-- begin INFORMATION SHOWN --
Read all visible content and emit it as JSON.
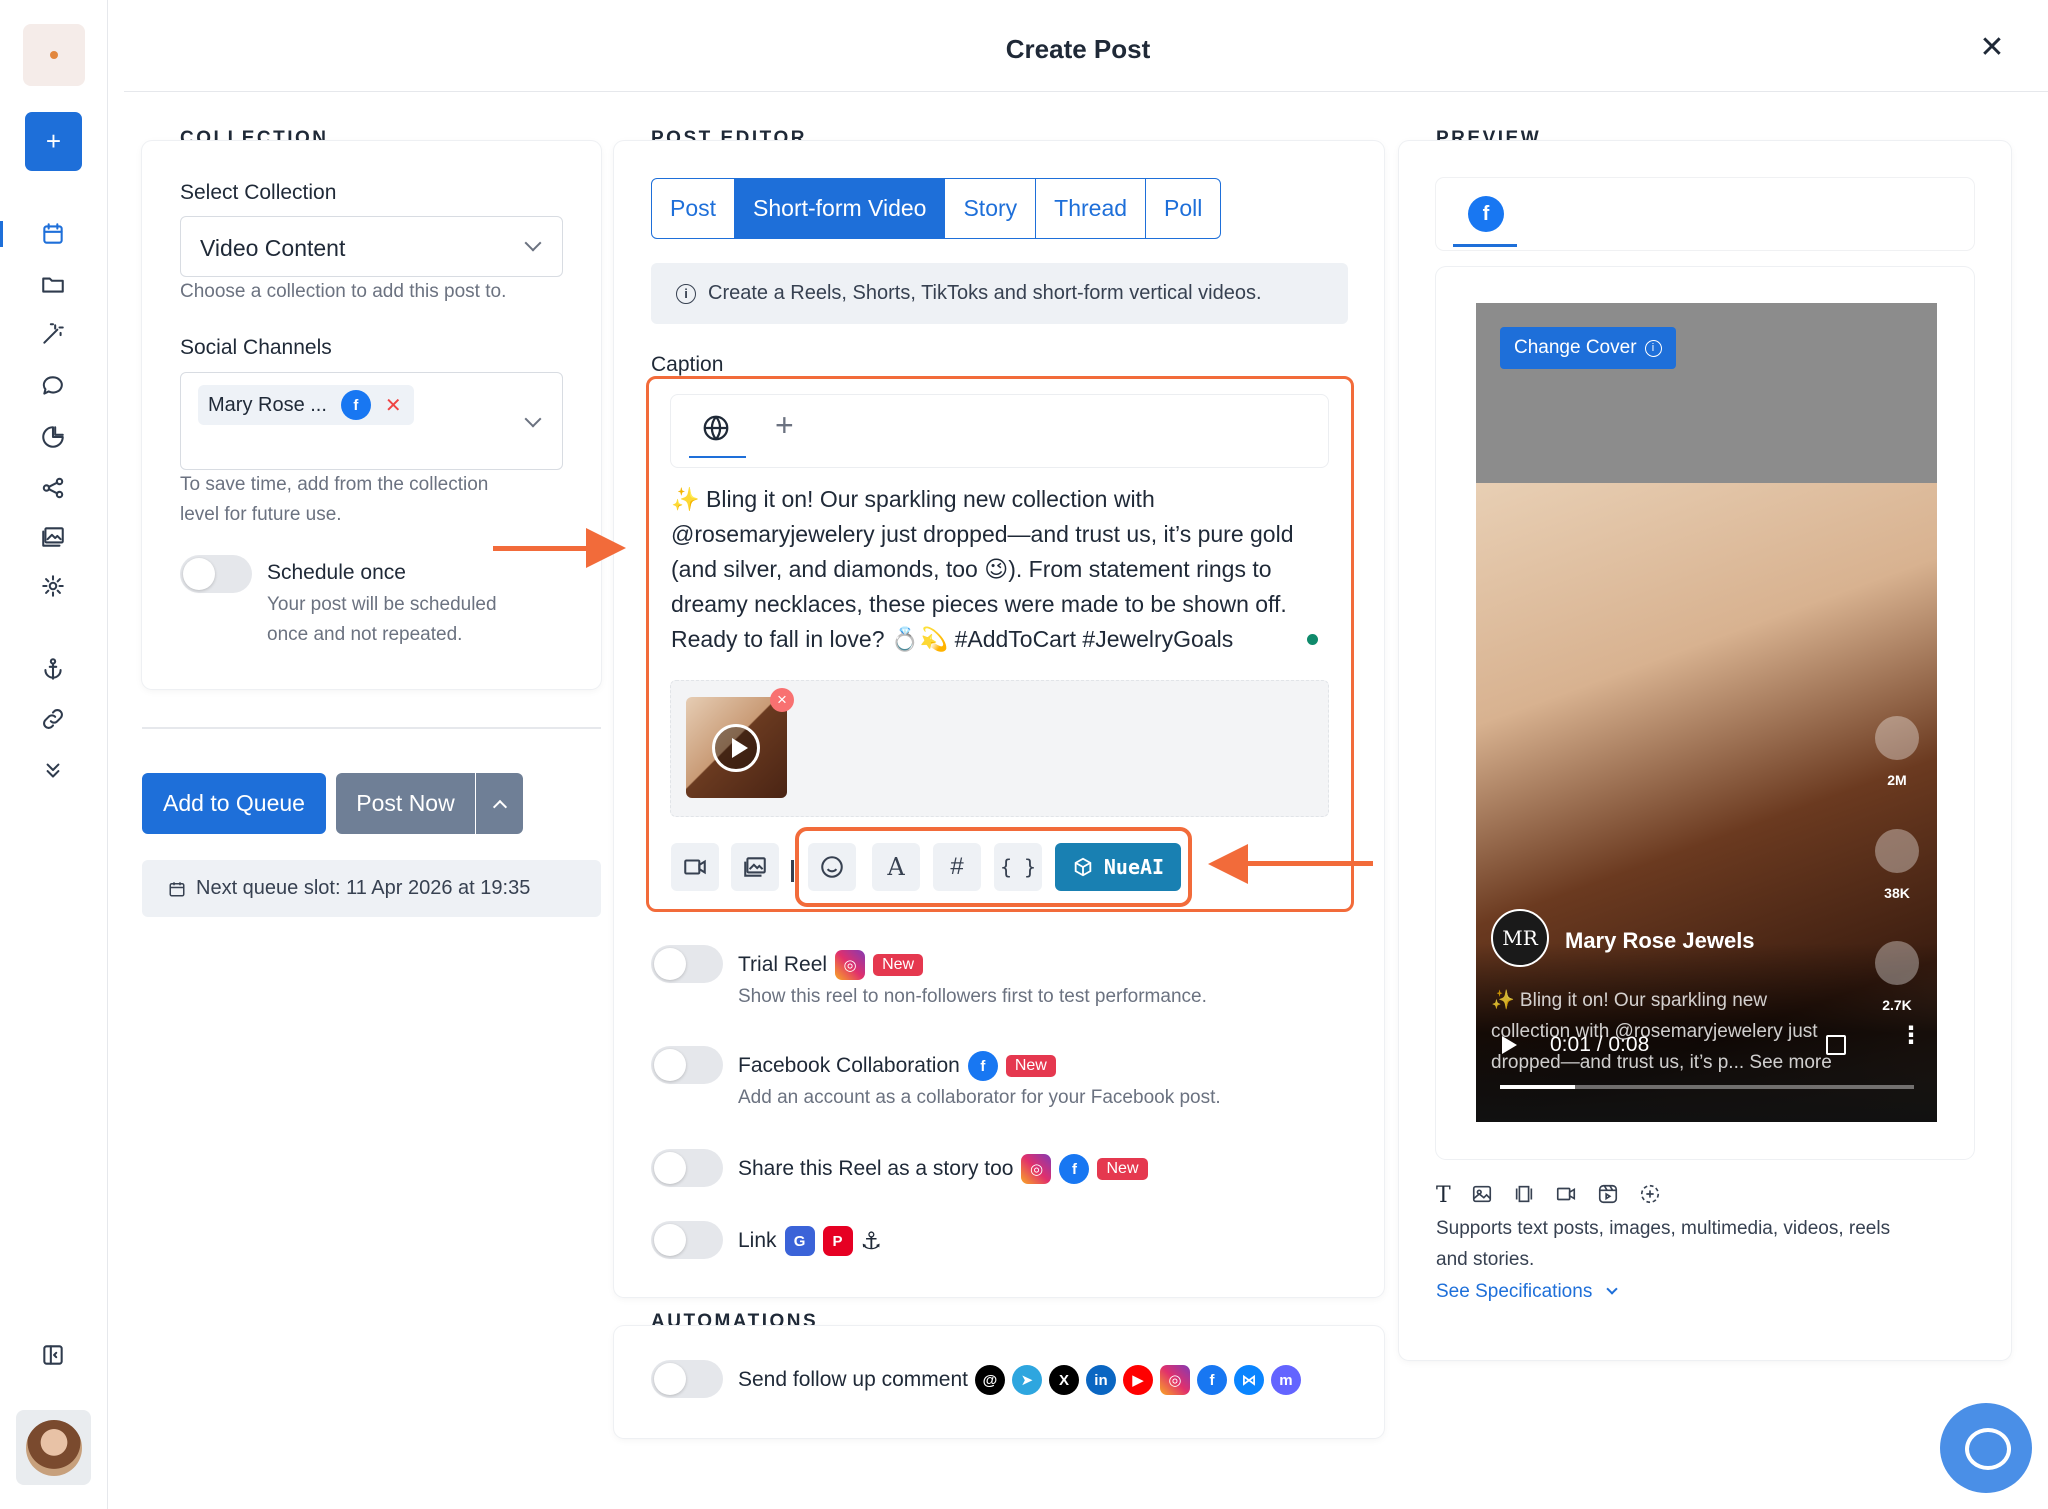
{
  "header": {
    "title": "Create Post",
    "close_icon": "✕"
  },
  "collection": {
    "section_title": "COLLECTION",
    "select_label": "Select Collection",
    "select_value": "Video Content",
    "select_help": "Choose a collection to add this post to.",
    "channels_label": "Social Channels",
    "channel_chip": "Mary Rose ...",
    "channels_help_1": "To save time, add from the collection",
    "channels_help_2": "level for future use.",
    "schedule_label": "Schedule once",
    "schedule_help_1": "Your post will be scheduled",
    "schedule_help_2": "once and not repeated."
  },
  "actions": {
    "add_to_queue": "Add to Queue",
    "post_now": "Post Now",
    "next_queue_slot": "Next queue slot: 11 Apr 2026 at 19:35"
  },
  "editor": {
    "section_title": "POST EDITOR",
    "tabs": [
      {
        "label": "Post"
      },
      {
        "label": "Short-form Video"
      },
      {
        "label": "Story"
      },
      {
        "label": "Thread"
      },
      {
        "label": "Poll"
      }
    ],
    "active_tab": "Short-form Video",
    "info": "Create a Reels, Shorts, TikToks and short-form vertical videos.",
    "caption_label": "Caption",
    "caption_lines": [
      "✨ Bling it on! Our sparkling new collection with",
      "@rosemaryjewelery just dropped—and trust us, it’s pure gold",
      "(and silver, and diamonds, too 😉). From statement rings to",
      "dreamy necklaces, these pieces were made to be shown off.",
      "Ready to fall in love? 💍💫 #AddToCart #JewelryGoals"
    ],
    "nueai_label": "NueAI",
    "tool_icons": [
      "video-icon",
      "gallery-icon",
      "emoji-icon",
      "font-icon",
      "hashtag-icon",
      "braces-icon"
    ]
  },
  "options": {
    "trial_reel": {
      "title": "Trial Reel",
      "badge": "New",
      "help": "Show this reel to non-followers first to test performance."
    },
    "fb_collab": {
      "title": "Facebook Collaboration",
      "badge": "New",
      "help": "Add an account as a collaborator for your Facebook post."
    },
    "story_too": {
      "title": "Share this Reel as a story too",
      "badge": "New"
    },
    "link": {
      "title": "Link"
    }
  },
  "automations": {
    "section_title": "AUTOMATIONS",
    "follow_up": "Send follow up comment",
    "networks": [
      "threads",
      "telegram",
      "x",
      "linkedin",
      "youtube",
      "instagram",
      "facebook",
      "bluesky",
      "mastodon"
    ]
  },
  "preview": {
    "section_title": "PREVIEW",
    "change_cover": "Change Cover",
    "account_name": "Mary Rose Jewels",
    "avatar_initials": "MR",
    "caption_1": "✨ Bling it on! Our sparkling new",
    "caption_2": "collection with @rosemaryjewelery just",
    "caption_3": "dropped—and trust us, it’s p... See more",
    "likes": "2M",
    "comments": "38K",
    "shares": "2.7K",
    "time": "0:01 / 0:08",
    "progress_fraction": 0.18,
    "supports_1": "Supports text posts, images, multimedia, videos, reels",
    "supports_2": "and stories.",
    "see_specs": "See Specifications"
  },
  "colors": {
    "accent": "#1e6fd9",
    "highlight": "#f26b3a",
    "nueai": "#1980b2",
    "new_badge": "#e5384f"
  }
}
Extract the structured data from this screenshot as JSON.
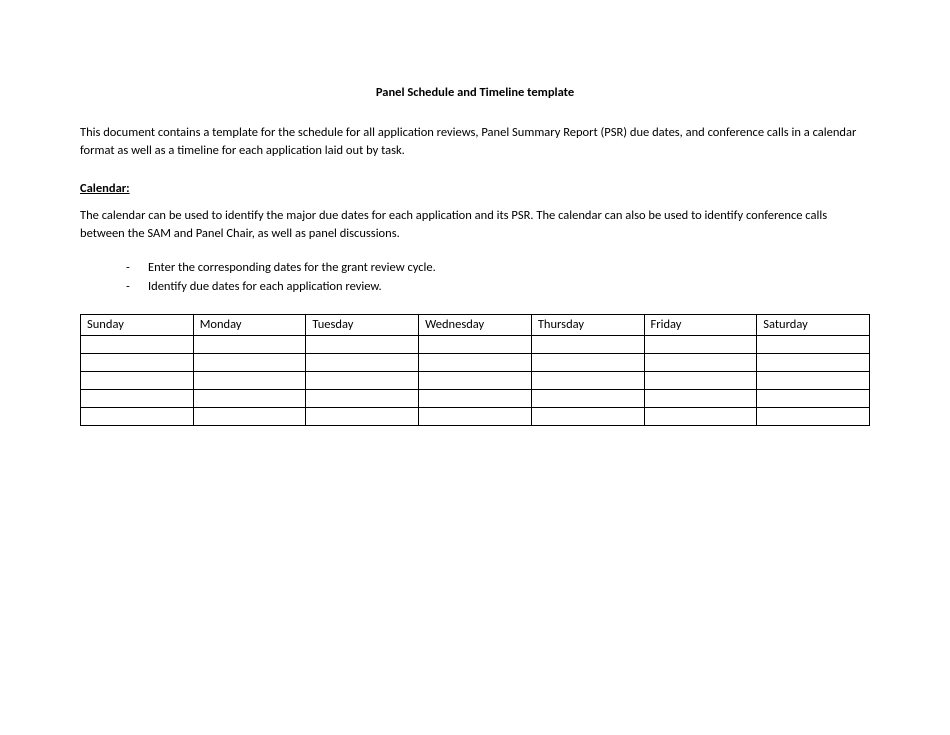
{
  "title": "Panel Schedule and Timeline template",
  "intro": "This document contains a template for the schedule for all application reviews, Panel Summary Report (PSR) due dates, and conference calls in a calendar format as well as a timeline for each application laid out by task.",
  "calendar": {
    "heading": "Calendar:",
    "description": "The calendar can be used to identify the major due dates for each application and its PSR.  The calendar can also be used to identify conference calls between the SAM and Panel Chair, as well as panel discussions.",
    "bullets": [
      "Enter the corresponding dates for the grant review cycle.",
      "Identify due dates for each application review."
    ],
    "headers": [
      "Sunday",
      "Monday",
      "Tuesday",
      "Wednesday",
      "Thursday",
      "Friday",
      "Saturday"
    ],
    "rows": [
      [
        "",
        "",
        "",
        "",
        "",
        "",
        ""
      ],
      [
        "",
        "",
        "",
        "",
        "",
        "",
        ""
      ],
      [
        "",
        "",
        "",
        "",
        "",
        "",
        ""
      ],
      [
        "",
        "",
        "",
        "",
        "",
        "",
        ""
      ],
      [
        "",
        "",
        "",
        "",
        "",
        "",
        ""
      ]
    ]
  }
}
-- end INFORMATION SHOWN --
DIRECTIONS:
Look through the entries above and report each line where the string "well" occurs.

FULL ANSWER:
  "intro": "This document contains a template for the schedule for all application reviews, Panel Summary Report (PSR) due dates, and conference calls in a calendar format as well as a timeline for each application laid out by task.",
    "description": "The calendar can be used to identify the major due dates for each application and its PSR.  The calendar can also be used to identify conference calls between the SAM and Panel Chair, as well as panel discussions.",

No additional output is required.